#### [Given exercise]
In the copy, keep every record exact and leave out all images.

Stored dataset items
· · ·
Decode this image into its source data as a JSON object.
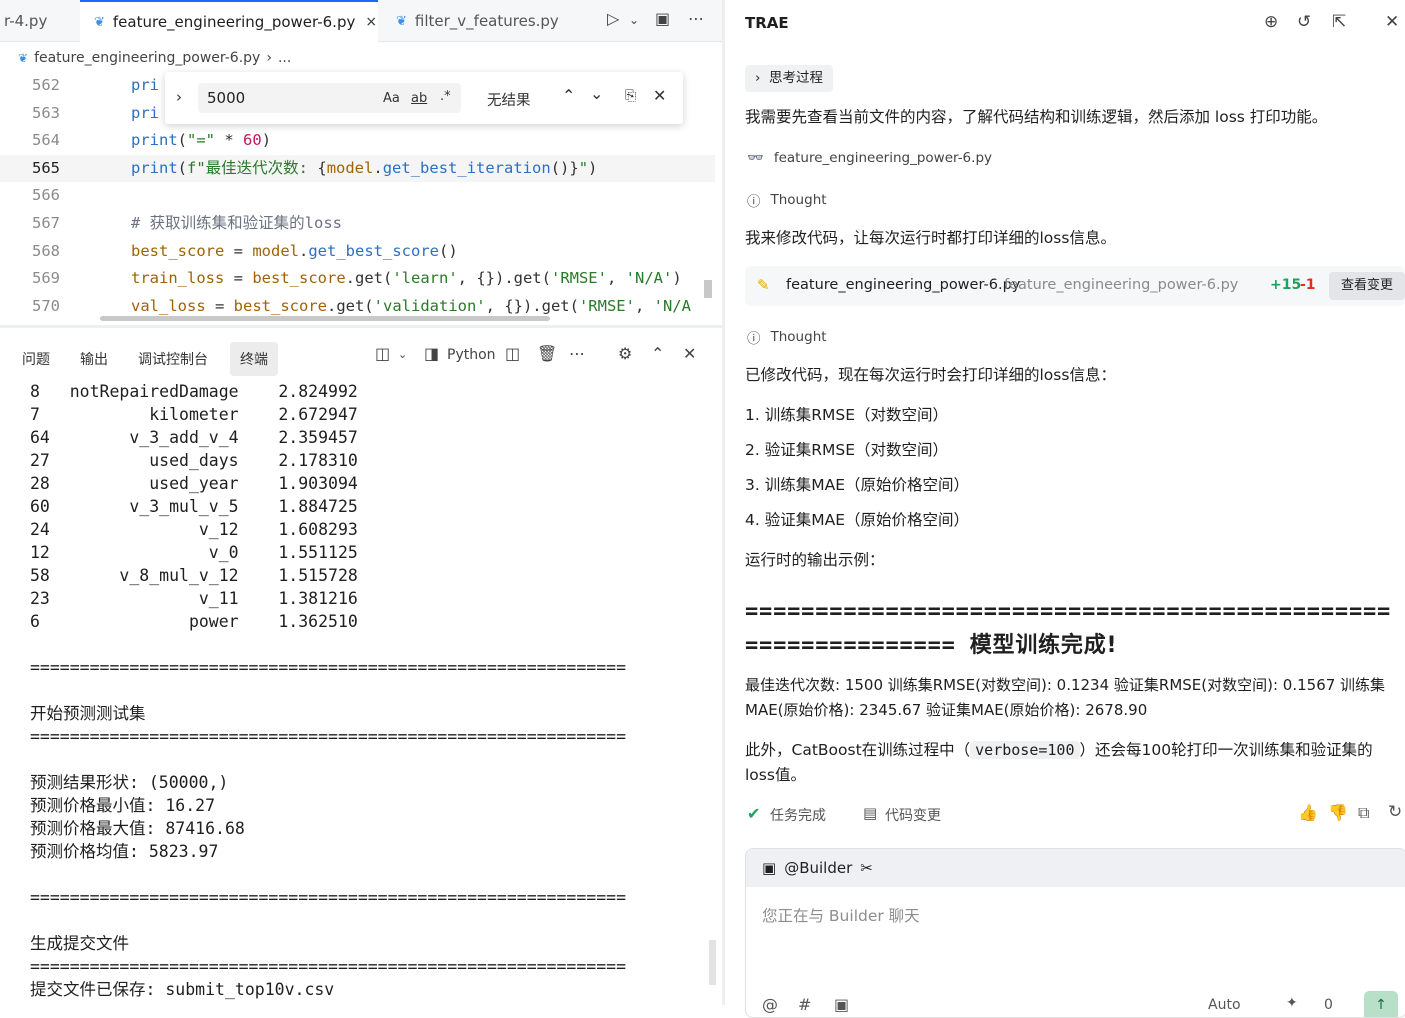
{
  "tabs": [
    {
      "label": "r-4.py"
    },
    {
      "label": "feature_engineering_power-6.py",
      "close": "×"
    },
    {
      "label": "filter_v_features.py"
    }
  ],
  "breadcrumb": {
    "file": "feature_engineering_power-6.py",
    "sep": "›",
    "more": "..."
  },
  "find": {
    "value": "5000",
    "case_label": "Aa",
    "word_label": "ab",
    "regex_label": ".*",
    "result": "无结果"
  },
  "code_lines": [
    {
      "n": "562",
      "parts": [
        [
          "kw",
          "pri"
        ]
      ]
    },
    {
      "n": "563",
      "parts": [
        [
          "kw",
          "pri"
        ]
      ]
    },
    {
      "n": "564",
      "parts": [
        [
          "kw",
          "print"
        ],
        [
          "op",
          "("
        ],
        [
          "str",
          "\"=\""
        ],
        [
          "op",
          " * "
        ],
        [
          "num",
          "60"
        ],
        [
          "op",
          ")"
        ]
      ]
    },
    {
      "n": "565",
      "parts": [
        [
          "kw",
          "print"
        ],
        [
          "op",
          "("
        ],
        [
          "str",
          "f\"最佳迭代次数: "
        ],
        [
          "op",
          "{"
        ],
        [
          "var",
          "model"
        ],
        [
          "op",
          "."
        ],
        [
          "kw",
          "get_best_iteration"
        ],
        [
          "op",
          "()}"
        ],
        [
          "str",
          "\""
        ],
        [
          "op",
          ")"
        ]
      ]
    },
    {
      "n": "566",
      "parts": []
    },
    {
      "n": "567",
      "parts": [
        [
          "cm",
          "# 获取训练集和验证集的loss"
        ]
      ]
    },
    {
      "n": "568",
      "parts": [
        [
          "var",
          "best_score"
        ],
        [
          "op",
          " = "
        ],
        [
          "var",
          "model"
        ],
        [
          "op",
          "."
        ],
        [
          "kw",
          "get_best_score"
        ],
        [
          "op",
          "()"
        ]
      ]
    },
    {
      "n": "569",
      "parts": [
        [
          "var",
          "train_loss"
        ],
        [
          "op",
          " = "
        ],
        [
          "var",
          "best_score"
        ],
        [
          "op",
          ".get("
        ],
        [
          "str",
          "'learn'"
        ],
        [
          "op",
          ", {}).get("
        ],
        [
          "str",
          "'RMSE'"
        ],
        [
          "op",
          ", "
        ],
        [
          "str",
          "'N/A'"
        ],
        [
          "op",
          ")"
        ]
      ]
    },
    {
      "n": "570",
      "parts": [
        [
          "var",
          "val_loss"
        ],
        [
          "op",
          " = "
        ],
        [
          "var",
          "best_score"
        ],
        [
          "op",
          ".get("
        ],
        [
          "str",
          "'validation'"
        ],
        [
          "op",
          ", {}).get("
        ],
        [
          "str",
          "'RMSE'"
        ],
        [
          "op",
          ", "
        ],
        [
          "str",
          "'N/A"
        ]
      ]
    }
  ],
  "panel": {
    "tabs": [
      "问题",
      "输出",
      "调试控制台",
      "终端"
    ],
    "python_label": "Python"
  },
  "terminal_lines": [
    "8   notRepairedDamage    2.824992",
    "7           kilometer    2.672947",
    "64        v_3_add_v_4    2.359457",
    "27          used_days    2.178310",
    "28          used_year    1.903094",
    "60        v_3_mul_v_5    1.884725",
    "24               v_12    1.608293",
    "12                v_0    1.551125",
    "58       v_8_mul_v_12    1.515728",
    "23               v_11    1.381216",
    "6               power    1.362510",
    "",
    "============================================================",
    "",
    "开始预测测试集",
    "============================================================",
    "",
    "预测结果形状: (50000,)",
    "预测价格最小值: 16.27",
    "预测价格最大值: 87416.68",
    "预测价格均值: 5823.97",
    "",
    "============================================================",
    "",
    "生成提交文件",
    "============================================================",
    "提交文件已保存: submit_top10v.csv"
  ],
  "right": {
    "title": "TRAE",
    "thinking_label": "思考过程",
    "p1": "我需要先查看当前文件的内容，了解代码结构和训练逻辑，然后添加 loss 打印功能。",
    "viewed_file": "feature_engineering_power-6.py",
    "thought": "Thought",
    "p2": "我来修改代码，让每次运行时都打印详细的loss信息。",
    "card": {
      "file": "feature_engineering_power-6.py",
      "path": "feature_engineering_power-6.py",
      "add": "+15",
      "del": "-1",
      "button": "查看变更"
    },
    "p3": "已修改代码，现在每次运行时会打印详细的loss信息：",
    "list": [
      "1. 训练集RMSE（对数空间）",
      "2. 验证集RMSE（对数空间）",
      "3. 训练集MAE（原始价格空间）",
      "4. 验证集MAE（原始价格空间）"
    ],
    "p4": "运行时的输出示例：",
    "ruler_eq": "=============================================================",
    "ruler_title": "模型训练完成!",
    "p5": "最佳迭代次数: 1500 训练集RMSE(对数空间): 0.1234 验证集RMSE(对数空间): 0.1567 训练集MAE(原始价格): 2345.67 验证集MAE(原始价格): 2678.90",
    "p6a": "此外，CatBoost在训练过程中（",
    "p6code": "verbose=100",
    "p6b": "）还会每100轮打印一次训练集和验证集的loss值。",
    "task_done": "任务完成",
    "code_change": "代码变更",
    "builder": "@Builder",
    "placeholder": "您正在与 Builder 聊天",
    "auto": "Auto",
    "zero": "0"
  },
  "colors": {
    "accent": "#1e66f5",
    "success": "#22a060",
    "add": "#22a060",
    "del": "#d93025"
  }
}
· · ·
#### [Result]
Decode this image into its source data as a JSON object.
{
  "tabs": [
    {
      "label": "r-4.py"
    },
    {
      "label": "feature_engineering_power-6.py",
      "close": "×"
    },
    {
      "label": "filter_v_features.py"
    }
  ],
  "breadcrumb": {
    "file": "feature_engineering_power-6.py",
    "sep": "›",
    "more": "..."
  },
  "find": {
    "value": "5000",
    "case_label": "Aa",
    "word_label": "ab",
    "regex_label": ".*",
    "result": "无结果"
  },
  "code_lines": [
    {
      "n": "562",
      "parts": [
        [
          "kw",
          "pri"
        ]
      ]
    },
    {
      "n": "563",
      "parts": [
        [
          "kw",
          "pri"
        ]
      ]
    },
    {
      "n": "564",
      "parts": [
        [
          "kw",
          "print"
        ],
        [
          "op",
          "("
        ],
        [
          "str",
          "\"=\""
        ],
        [
          "op",
          " * "
        ],
        [
          "num",
          "60"
        ],
        [
          "op",
          ")"
        ]
      ]
    },
    {
      "n": "565",
      "parts": [
        [
          "kw",
          "print"
        ],
        [
          "op",
          "("
        ],
        [
          "str",
          "f\"最佳迭代次数: "
        ],
        [
          "op",
          "{"
        ],
        [
          "var",
          "model"
        ],
        [
          "op",
          "."
        ],
        [
          "kw",
          "get_best_iteration"
        ],
        [
          "op",
          "()}"
        ],
        [
          "str",
          "\""
        ],
        [
          "op",
          ")"
        ]
      ]
    },
    {
      "n": "566",
      "parts": []
    },
    {
      "n": "567",
      "parts": [
        [
          "cm",
          "# 获取训练集和验证集的loss"
        ]
      ]
    },
    {
      "n": "568",
      "parts": [
        [
          "var",
          "best_score"
        ],
        [
          "op",
          " = "
        ],
        [
          "var",
          "model"
        ],
        [
          "op",
          "."
        ],
        [
          "kw",
          "get_best_score"
        ],
        [
          "op",
          "()"
        ]
      ]
    },
    {
      "n": "569",
      "parts": [
        [
          "var",
          "train_loss"
        ],
        [
          "op",
          " = "
        ],
        [
          "var",
          "best_score"
        ],
        [
          "op",
          ".get("
        ],
        [
          "str",
          "'learn'"
        ],
        [
          "op",
          ", {}).get("
        ],
        [
          "str",
          "'RMSE'"
        ],
        [
          "op",
          ", "
        ],
        [
          "str",
          "'N/A'"
        ],
        [
          "op",
          ")"
        ]
      ]
    },
    {
      "n": "570",
      "parts": [
        [
          "var",
          "val_loss"
        ],
        [
          "op",
          " = "
        ],
        [
          "var",
          "best_score"
        ],
        [
          "op",
          ".get("
        ],
        [
          "str",
          "'validation'"
        ],
        [
          "op",
          ", {}).get("
        ],
        [
          "str",
          "'RMSE'"
        ],
        [
          "op",
          ", "
        ],
        [
          "str",
          "'N/A"
        ]
      ]
    }
  ],
  "panel": {
    "tabs": [
      "问题",
      "输出",
      "调试控制台",
      "终端"
    ],
    "python_label": "Python"
  },
  "terminal_lines": [
    "8   notRepairedDamage    2.824992",
    "7           kilometer    2.672947",
    "64        v_3_add_v_4    2.359457",
    "27          used_days    2.178310",
    "28          used_year    1.903094",
    "60        v_3_mul_v_5    1.884725",
    "24               v_12    1.608293",
    "12                v_0    1.551125",
    "58       v_8_mul_v_12    1.515728",
    "23               v_11    1.381216",
    "6               power    1.362510",
    "",
    "============================================================",
    "",
    "开始预测测试集",
    "============================================================",
    "",
    "预测结果形状: (50000,)",
    "预测价格最小值: 16.27",
    "预测价格最大值: 87416.68",
    "预测价格均值: 5823.97",
    "",
    "============================================================",
    "",
    "生成提交文件",
    "============================================================",
    "提交文件已保存: submit_top10v.csv"
  ],
  "right": {
    "title": "TRAE",
    "thinking_label": "思考过程",
    "p1": "我需要先查看当前文件的内容，了解代码结构和训练逻辑，然后添加 loss 打印功能。",
    "viewed_file": "feature_engineering_power-6.py",
    "thought": "Thought",
    "p2": "我来修改代码，让每次运行时都打印详细的loss信息。",
    "card": {
      "file": "feature_engineering_power-6.py",
      "path": "feature_engineering_power-6.py",
      "add": "+15",
      "del": "-1",
      "button": "查看变更"
    },
    "p3": "已修改代码，现在每次运行时会打印详细的loss信息：",
    "list": [
      "1. 训练集RMSE（对数空间）",
      "2. 验证集RMSE（对数空间）",
      "3. 训练集MAE（原始价格空间）",
      "4. 验证集MAE（原始价格空间）"
    ],
    "p4": "运行时的输出示例：",
    "ruler_eq": "=============================================================",
    "ruler_title": "模型训练完成!",
    "p5": "最佳迭代次数: 1500 训练集RMSE(对数空间): 0.1234 验证集RMSE(对数空间): 0.1567 训练集MAE(原始价格): 2345.67 验证集MAE(原始价格): 2678.90",
    "p6a": "此外，CatBoost在训练过程中（",
    "p6code": "verbose=100",
    "p6b": "）还会每100轮打印一次训练集和验证集的loss值。",
    "task_done": "任务完成",
    "code_change": "代码变更",
    "builder": "@Builder",
    "placeholder": "您正在与 Builder 聊天",
    "auto": "Auto",
    "zero": "0"
  },
  "colors": {
    "accent": "#1e66f5",
    "success": "#22a060",
    "add": "#22a060",
    "del": "#d93025"
  }
}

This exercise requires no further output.